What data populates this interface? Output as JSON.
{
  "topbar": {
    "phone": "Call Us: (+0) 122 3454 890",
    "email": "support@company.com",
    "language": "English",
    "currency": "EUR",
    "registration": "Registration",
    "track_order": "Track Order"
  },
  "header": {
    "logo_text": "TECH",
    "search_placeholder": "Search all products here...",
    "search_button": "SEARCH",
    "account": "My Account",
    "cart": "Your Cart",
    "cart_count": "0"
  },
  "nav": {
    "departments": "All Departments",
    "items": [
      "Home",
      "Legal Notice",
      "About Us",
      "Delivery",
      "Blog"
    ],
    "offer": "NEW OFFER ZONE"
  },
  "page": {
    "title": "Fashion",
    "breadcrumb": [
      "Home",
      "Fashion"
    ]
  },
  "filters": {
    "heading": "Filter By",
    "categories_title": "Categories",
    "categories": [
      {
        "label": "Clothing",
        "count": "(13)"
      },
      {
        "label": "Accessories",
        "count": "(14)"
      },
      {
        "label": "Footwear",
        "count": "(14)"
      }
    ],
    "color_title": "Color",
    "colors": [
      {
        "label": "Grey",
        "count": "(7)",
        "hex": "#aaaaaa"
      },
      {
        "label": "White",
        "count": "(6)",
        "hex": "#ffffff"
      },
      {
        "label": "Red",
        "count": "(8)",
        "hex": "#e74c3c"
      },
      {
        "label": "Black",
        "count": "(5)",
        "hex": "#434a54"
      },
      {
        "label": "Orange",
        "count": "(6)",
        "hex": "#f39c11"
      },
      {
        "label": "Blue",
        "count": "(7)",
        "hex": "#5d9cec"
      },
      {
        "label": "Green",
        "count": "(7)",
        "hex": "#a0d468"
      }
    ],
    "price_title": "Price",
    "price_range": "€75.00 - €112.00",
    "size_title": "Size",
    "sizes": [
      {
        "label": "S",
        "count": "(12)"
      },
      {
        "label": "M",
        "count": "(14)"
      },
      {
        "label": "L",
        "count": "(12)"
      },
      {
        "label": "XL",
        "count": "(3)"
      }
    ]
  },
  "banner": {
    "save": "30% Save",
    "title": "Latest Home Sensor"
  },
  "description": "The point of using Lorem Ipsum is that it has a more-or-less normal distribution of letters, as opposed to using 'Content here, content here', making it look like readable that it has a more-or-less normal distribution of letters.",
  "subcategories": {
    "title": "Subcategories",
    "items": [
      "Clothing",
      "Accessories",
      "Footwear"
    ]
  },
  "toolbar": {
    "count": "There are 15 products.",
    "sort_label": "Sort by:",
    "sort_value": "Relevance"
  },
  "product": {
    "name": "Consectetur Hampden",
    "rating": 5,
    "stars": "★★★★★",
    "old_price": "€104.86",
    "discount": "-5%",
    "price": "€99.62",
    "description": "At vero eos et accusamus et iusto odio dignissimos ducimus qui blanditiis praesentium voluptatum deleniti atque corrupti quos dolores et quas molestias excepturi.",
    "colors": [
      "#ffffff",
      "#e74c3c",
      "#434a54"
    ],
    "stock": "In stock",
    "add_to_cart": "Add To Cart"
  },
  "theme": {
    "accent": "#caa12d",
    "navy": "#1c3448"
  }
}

### Exercise directions
The records above should be repeated in full, exactly as given.

### Finished answer
What data populates this interface? Output as JSON.
{
  "topbar": {
    "phone": "Call Us: (+0) 122 3454 890",
    "email": "support@company.com",
    "language": "English",
    "currency": "EUR",
    "registration": "Registration",
    "track_order": "Track Order"
  },
  "header": {
    "logo_text": "TECH",
    "search_placeholder": "Search all products here...",
    "search_button": "SEARCH",
    "account": "My Account",
    "cart": "Your Cart",
    "cart_count": "0"
  },
  "nav": {
    "departments": "All Departments",
    "items": [
      "Home",
      "Legal Notice",
      "About Us",
      "Delivery",
      "Blog"
    ],
    "offer": "NEW OFFER ZONE"
  },
  "page": {
    "title": "Fashion",
    "breadcrumb": [
      "Home",
      "Fashion"
    ]
  },
  "filters": {
    "heading": "Filter By",
    "categories_title": "Categories",
    "categories": [
      {
        "label": "Clothing",
        "count": "(13)"
      },
      {
        "label": "Accessories",
        "count": "(14)"
      },
      {
        "label": "Footwear",
        "count": "(14)"
      }
    ],
    "color_title": "Color",
    "colors": [
      {
        "label": "Grey",
        "count": "(7)",
        "hex": "#aaaaaa"
      },
      {
        "label": "White",
        "count": "(6)",
        "hex": "#ffffff"
      },
      {
        "label": "Red",
        "count": "(8)",
        "hex": "#e74c3c"
      },
      {
        "label": "Black",
        "count": "(5)",
        "hex": "#434a54"
      },
      {
        "label": "Orange",
        "count": "(6)",
        "hex": "#f39c11"
      },
      {
        "label": "Blue",
        "count": "(7)",
        "hex": "#5d9cec"
      },
      {
        "label": "Green",
        "count": "(7)",
        "hex": "#a0d468"
      }
    ],
    "price_title": "Price",
    "price_range": "€75.00 - €112.00",
    "size_title": "Size",
    "sizes": [
      {
        "label": "S",
        "count": "(12)"
      },
      {
        "label": "M",
        "count": "(14)"
      },
      {
        "label": "L",
        "count": "(12)"
      },
      {
        "label": "XL",
        "count": "(3)"
      }
    ]
  },
  "banner": {
    "save": "30% Save",
    "title": "Latest Home Sensor"
  },
  "description": "The point of using Lorem Ipsum is that it has a more-or-less normal distribution of letters, as opposed to using 'Content here, content here', making it look like readable that it has a more-or-less normal distribution of letters.",
  "subcategories": {
    "title": "Subcategories",
    "items": [
      "Clothing",
      "Accessories",
      "Footwear"
    ]
  },
  "toolbar": {
    "count": "There are 15 products.",
    "sort_label": "Sort by:",
    "sort_value": "Relevance"
  },
  "product": {
    "name": "Consectetur Hampden",
    "rating": 5,
    "stars": "★★★★★",
    "old_price": "€104.86",
    "discount": "-5%",
    "price": "€99.62",
    "description": "At vero eos et accusamus et iusto odio dignissimos ducimus qui blanditiis praesentium voluptatum deleniti atque corrupti quos dolores et quas molestias excepturi.",
    "colors": [
      "#ffffff",
      "#e74c3c",
      "#434a54"
    ],
    "stock": "In stock",
    "add_to_cart": "Add To Cart"
  },
  "theme": {
    "accent": "#caa12d",
    "navy": "#1c3448"
  }
}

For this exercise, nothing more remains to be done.